» **What you should do**
Give the number of lines that include the word "this", nothing more.
--- START Input material ---
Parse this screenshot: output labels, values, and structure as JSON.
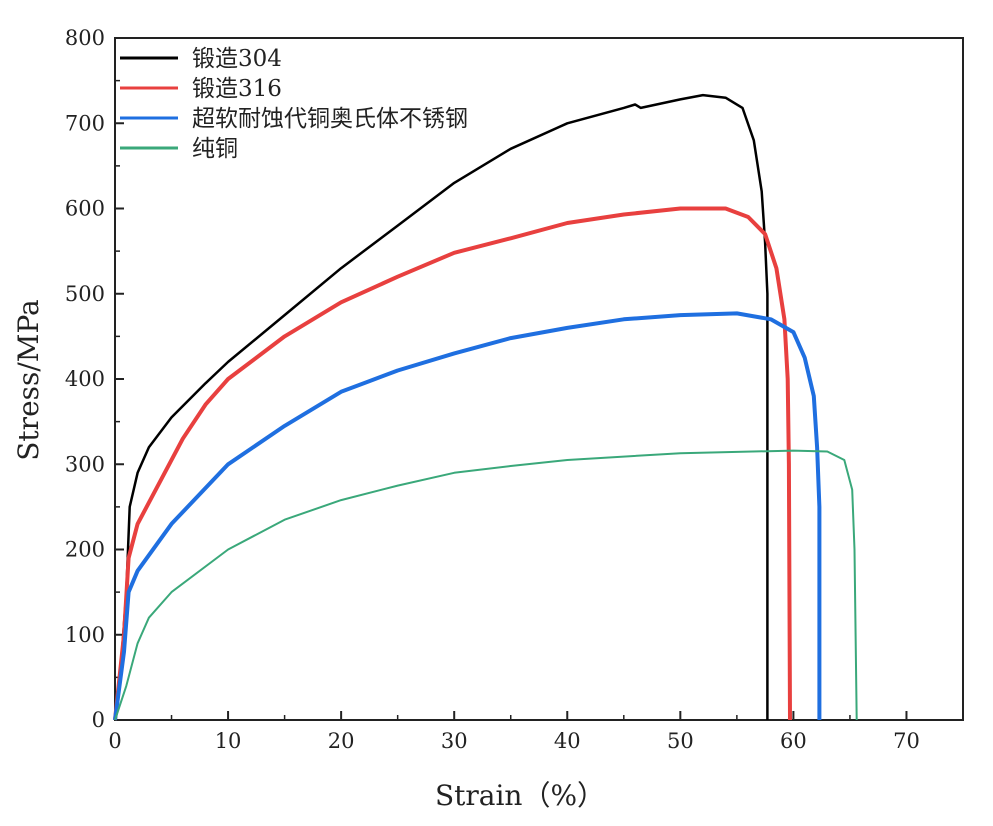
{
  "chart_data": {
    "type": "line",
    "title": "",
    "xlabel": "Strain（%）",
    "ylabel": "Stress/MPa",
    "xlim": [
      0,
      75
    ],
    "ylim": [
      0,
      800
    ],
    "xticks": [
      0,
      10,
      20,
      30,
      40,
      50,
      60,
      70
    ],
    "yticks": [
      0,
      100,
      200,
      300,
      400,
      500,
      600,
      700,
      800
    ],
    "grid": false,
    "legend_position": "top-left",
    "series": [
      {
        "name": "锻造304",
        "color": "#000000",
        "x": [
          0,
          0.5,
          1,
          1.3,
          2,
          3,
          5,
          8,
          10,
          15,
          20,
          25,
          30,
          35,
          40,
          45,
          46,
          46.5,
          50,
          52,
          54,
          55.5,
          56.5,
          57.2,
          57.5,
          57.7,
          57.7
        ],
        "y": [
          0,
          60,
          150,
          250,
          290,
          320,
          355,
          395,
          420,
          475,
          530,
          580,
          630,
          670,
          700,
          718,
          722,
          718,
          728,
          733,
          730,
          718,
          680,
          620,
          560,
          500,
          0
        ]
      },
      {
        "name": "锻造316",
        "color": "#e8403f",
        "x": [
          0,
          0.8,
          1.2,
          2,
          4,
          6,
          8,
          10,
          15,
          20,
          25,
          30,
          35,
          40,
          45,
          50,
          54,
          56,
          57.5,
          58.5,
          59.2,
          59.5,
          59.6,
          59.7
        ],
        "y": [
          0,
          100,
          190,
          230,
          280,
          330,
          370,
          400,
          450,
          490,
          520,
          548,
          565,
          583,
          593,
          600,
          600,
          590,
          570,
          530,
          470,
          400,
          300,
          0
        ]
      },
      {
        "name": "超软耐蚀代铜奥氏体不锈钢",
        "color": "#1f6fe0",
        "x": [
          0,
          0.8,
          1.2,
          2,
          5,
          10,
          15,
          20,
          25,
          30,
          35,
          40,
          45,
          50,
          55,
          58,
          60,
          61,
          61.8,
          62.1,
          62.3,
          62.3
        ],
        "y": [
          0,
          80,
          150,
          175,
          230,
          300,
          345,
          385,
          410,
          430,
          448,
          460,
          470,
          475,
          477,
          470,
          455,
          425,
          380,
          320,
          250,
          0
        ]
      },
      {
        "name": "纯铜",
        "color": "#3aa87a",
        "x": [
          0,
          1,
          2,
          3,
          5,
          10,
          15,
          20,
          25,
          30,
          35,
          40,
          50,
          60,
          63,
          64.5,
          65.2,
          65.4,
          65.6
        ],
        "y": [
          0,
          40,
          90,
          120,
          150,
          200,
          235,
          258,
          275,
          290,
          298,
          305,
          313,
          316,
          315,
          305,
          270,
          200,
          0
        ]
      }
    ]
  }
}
--- END Input material ---
--- START Input material ---
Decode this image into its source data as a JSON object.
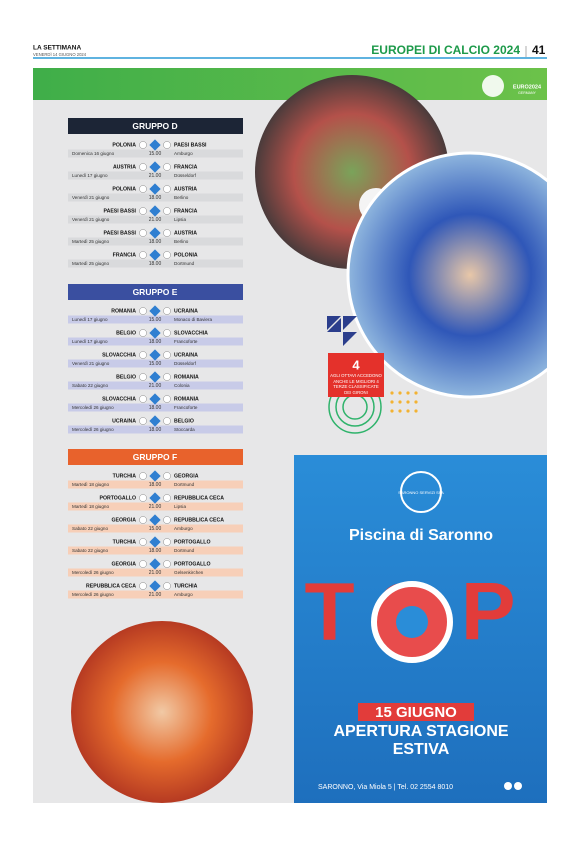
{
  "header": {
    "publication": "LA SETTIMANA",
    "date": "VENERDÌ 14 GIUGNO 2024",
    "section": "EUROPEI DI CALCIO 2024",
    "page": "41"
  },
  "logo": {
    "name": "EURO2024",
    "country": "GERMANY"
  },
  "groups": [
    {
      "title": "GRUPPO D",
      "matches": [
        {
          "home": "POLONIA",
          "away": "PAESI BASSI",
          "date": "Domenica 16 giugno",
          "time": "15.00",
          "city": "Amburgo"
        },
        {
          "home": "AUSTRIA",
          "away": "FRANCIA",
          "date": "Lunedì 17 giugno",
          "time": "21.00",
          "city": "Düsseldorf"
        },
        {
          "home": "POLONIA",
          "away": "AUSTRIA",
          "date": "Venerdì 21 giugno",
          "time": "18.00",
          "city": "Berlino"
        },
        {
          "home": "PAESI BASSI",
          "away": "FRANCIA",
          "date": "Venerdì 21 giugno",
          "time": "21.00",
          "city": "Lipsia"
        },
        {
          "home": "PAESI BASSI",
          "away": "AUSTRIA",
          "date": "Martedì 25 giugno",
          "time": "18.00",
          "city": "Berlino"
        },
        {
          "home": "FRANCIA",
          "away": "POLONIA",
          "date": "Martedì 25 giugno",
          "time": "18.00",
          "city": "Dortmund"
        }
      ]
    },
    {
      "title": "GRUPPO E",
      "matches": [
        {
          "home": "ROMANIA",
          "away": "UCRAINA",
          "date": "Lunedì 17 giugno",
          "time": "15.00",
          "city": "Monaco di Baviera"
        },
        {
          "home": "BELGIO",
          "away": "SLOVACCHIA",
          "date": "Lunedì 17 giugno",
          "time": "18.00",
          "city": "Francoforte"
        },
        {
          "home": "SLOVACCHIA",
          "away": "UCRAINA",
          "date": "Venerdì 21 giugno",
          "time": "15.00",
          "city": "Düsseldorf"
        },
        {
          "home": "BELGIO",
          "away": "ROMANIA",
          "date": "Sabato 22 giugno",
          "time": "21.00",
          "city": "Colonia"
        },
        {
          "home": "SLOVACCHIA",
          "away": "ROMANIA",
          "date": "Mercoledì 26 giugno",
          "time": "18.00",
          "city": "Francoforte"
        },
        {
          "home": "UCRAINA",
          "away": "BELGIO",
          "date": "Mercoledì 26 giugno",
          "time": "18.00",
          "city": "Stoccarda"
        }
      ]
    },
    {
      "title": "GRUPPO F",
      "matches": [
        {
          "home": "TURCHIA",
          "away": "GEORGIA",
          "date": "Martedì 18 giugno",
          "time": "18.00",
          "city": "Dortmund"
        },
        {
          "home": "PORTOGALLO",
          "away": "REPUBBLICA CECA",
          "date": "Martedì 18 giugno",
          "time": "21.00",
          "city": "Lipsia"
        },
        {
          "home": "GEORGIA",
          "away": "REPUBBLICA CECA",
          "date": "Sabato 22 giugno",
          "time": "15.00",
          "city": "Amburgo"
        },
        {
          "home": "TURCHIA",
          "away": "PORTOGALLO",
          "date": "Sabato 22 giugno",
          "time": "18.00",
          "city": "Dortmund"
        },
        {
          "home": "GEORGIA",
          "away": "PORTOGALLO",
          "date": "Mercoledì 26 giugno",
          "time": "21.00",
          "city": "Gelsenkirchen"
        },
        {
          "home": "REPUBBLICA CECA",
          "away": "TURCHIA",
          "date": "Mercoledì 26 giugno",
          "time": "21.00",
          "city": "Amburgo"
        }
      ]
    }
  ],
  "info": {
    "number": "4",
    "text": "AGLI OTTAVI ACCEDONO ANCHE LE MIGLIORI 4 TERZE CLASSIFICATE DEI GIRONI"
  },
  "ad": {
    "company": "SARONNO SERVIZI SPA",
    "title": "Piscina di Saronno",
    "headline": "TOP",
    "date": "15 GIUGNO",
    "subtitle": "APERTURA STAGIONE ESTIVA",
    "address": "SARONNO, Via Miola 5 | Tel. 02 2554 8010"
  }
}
--- END Input material ---
» **Finished answer**
2